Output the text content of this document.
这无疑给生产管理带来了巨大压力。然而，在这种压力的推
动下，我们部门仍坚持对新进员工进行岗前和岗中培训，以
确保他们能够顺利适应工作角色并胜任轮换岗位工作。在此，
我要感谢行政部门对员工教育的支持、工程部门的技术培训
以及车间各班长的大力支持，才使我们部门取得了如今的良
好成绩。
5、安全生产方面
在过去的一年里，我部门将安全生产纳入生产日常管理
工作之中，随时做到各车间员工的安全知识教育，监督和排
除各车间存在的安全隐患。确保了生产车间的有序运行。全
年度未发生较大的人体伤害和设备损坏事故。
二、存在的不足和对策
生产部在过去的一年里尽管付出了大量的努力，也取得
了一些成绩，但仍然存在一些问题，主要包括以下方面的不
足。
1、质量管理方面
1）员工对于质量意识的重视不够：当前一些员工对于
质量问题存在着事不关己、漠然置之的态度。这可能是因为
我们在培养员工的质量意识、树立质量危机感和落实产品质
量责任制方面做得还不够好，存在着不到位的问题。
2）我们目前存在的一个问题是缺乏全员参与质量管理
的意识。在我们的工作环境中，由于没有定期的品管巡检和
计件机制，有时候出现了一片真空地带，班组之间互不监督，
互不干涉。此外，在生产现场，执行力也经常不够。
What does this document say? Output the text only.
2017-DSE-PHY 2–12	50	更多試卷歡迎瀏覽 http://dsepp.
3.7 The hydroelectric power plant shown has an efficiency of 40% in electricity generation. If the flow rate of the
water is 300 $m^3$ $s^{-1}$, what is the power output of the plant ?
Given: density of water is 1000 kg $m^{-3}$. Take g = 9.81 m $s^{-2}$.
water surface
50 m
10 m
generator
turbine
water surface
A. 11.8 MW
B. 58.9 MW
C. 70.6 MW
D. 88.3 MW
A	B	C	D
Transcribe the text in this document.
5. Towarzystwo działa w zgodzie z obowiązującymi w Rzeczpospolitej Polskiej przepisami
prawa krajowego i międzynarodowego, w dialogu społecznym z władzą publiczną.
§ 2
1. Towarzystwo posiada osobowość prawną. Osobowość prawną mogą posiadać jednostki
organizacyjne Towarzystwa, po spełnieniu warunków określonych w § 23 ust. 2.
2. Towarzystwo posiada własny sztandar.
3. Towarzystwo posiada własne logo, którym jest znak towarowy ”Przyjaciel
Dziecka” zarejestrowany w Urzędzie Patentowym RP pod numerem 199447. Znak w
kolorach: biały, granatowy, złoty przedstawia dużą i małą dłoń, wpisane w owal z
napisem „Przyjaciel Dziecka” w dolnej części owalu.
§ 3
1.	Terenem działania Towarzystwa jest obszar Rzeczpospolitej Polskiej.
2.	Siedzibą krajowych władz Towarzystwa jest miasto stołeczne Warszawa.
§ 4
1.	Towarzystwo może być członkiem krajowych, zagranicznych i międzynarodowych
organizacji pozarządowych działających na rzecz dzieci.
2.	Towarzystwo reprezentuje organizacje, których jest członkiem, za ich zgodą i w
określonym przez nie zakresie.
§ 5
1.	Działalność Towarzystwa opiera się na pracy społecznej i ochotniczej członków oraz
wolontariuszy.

= = = = =

Reproduce all of the data exactly as given.

Solution for this problem:
Output the text content of this document.
这无疑给生产管理带来了巨大压力。然而，在这种压力的推
动下，我们部门仍坚持对新进员工进行岗前和岗中培训，以
确保他们能够顺利适应工作角色并胜任轮换岗位工作。在此，
我要感谢行政部门对员工教育的支持、工程部门的技术培训
以及车间各班长的大力支持，才使我们部门取得了如今的良
好成绩。
5、安全生产方面
在过去的一年里，我部门将安全生产纳入生产日常管理
工作之中，随时做到各车间员工的安全知识教育，监督和排
除各车间存在的安全隐患。确保了生产车间的有序运行。全
年度未发生较大的人体伤害和设备损坏事故。
二、存在的不足和对策
生产部在过去的一年里尽管付出了大量的努力，也取得
了一些成绩，但仍然存在一些问题，主要包括以下方面的不
足。
1、质量管理方面
1）员工对于质量意识的重视不够：当前一些员工对于
质量问题存在着事不关己、漠然置之的态度。这可能是因为
我们在培养员工的质量意识、树立质量危机感和落实产品质
量责任制方面做得还不够好，存在着不到位的问题。
2）我们目前存在的一个问题是缺乏全员参与质量管理
的意识。在我们的工作环境中，由于没有定期的品管巡检和
计件机制，有时候出现了一片真空地带，班组之间互不监督，
互不干涉。此外，在生产现场，执行力也经常不够。
What does this document say? Output the text only.
2017-DSE-PHY 2–12	50	更多試卷歡迎瀏覽 http://dsepp.
3.7 The hydroelectric power plant shown has an efficiency of 40% in electricity generation. If the flow rate of the
water is 300 $m^3$ $s^{-1}$, what is the power output of the plant ?
Given: density of water is 1000 kg $m^{-3}$. Take g = 9.81 m $s^{-2}$.
water surface
50 m
10 m
generator
turbine
water surface
A. 11.8 MW
B. 58.9 MW
C. 70.6 MW
D. 88.3 MW
A	B	C	D
Transcribe the text in this document.
5. Towarzystwo działa w zgodzie z obowiązującymi w Rzeczpospolitej Polskiej przepisami
prawa krajowego i międzynarodowego, w dialogu społecznym z władzą publiczną.
§ 2
1. Towarzystwo posiada osobowość prawną. Osobowość prawną mogą posiadać jednostki
organizacyjne Towarzystwa, po spełnieniu warunków określonych w § 23 ust. 2.
2. Towarzystwo posiada własny sztandar.
3. Towarzystwo posiada własne logo, którym jest znak towarowy ”Przyjaciel
Dziecka” zarejestrowany w Urzędzie Patentowym RP pod numerem 199447. Znak w
kolorach: biały, granatowy, złoty przedstawia dużą i małą dłoń, wpisane w owal z
napisem „Przyjaciel Dziecka” w dolnej części owalu.
§ 3
1.	Terenem działania Towarzystwa jest obszar Rzeczpospolitej Polskiej.
2.	Siedzibą krajowych władz Towarzystwa jest miasto stołeczne Warszawa.
§ 4
1.	Towarzystwo może być członkiem krajowych, zagranicznych i międzynarodowych
organizacji pozarządowych działających na rzecz dzieci.
2.	Towarzystwo reprezentuje organizacje, których jest członkiem, za ich zgodą i w
określonym przez nie zakresie.
§ 5
1.	Działalność Towarzystwa opiera się na pracy społecznej i ochotniczej członków oraz
wolontariuszy.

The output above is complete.